◆ **WORK INSTRUCTION**
Pull each line containing "iron" out of the listing below.

*** RECORDED INFORMATION Section Begins ***

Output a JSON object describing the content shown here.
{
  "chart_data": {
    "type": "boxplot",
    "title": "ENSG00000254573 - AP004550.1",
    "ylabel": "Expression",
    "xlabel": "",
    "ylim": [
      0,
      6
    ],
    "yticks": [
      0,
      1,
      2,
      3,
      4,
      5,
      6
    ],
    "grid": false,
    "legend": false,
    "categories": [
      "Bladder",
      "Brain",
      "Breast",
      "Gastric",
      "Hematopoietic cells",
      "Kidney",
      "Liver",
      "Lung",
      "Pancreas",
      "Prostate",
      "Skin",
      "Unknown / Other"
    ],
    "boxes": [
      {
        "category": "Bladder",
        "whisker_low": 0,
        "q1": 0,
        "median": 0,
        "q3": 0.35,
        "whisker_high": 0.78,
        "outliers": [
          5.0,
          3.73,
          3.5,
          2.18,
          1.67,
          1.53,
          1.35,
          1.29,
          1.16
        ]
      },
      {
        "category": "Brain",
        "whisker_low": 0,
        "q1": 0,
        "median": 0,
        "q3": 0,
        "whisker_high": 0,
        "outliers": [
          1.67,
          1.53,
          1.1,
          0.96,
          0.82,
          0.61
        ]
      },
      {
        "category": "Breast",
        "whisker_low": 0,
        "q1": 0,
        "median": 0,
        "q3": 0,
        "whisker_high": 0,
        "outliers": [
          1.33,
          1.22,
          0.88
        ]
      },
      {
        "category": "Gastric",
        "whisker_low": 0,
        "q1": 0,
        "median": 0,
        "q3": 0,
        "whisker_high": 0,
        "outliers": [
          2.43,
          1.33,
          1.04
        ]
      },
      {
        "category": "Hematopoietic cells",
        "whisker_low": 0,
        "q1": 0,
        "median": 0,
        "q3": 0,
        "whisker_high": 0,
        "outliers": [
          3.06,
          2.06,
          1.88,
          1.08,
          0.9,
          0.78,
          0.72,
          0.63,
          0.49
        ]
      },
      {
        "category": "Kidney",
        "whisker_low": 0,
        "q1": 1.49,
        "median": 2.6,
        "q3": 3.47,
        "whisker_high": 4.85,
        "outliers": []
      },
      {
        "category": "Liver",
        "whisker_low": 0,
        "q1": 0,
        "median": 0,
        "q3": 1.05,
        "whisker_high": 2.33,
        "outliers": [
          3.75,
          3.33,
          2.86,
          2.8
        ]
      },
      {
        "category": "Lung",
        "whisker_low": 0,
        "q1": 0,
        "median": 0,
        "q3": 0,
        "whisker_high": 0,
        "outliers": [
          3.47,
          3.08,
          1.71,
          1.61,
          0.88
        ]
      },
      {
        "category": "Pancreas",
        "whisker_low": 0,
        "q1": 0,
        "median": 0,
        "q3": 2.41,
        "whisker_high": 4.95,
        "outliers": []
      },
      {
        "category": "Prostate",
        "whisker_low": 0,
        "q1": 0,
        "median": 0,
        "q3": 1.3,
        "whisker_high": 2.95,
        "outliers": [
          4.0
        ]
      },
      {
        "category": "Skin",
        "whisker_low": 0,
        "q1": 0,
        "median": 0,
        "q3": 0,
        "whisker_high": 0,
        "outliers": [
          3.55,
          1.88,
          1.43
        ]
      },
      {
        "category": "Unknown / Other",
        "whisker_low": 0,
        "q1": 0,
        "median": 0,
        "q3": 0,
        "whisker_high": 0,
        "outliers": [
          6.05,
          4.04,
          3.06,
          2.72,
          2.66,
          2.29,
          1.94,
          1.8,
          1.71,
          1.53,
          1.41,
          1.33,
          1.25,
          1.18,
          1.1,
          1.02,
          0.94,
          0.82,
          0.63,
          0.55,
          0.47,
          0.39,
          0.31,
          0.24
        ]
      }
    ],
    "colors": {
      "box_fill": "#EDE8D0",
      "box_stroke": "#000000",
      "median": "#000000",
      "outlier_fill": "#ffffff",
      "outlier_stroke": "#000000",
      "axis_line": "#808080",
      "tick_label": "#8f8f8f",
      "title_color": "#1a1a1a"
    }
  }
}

*** RECORDED INFORMATION Section Ends ***
*** RECORDED INFORMATION Section Begins ***

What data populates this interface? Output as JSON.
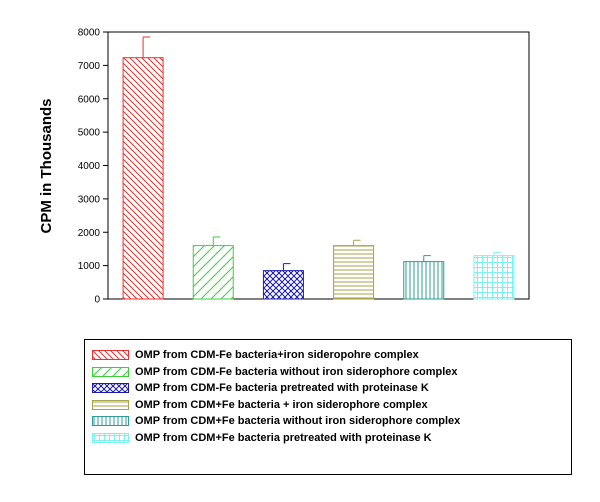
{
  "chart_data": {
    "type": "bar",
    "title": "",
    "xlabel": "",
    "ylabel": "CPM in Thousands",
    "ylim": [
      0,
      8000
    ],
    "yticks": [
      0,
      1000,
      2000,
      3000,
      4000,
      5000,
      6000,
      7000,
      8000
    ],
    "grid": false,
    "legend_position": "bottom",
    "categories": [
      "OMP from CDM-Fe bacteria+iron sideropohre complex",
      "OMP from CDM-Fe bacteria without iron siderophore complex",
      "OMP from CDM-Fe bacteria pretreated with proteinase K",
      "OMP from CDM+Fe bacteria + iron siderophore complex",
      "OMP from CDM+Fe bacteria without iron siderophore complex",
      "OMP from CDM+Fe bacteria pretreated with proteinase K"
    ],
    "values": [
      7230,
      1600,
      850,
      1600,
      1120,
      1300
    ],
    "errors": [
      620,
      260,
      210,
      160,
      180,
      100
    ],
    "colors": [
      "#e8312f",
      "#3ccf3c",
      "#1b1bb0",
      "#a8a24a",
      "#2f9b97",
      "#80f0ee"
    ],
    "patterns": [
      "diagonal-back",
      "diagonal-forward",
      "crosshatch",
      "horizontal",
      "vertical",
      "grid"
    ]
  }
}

*** RECORDED INFORMATION Section Ends ***

◆ **EXERCISE RESULT**
      "OMP from CDM-Fe bacteria+iron sideropohre complex",
      "OMP from CDM-Fe bacteria without iron siderophore complex",
      "OMP from CDM+Fe bacteria + iron siderophore complex",
      "OMP from CDM+Fe bacteria without iron siderophore complex",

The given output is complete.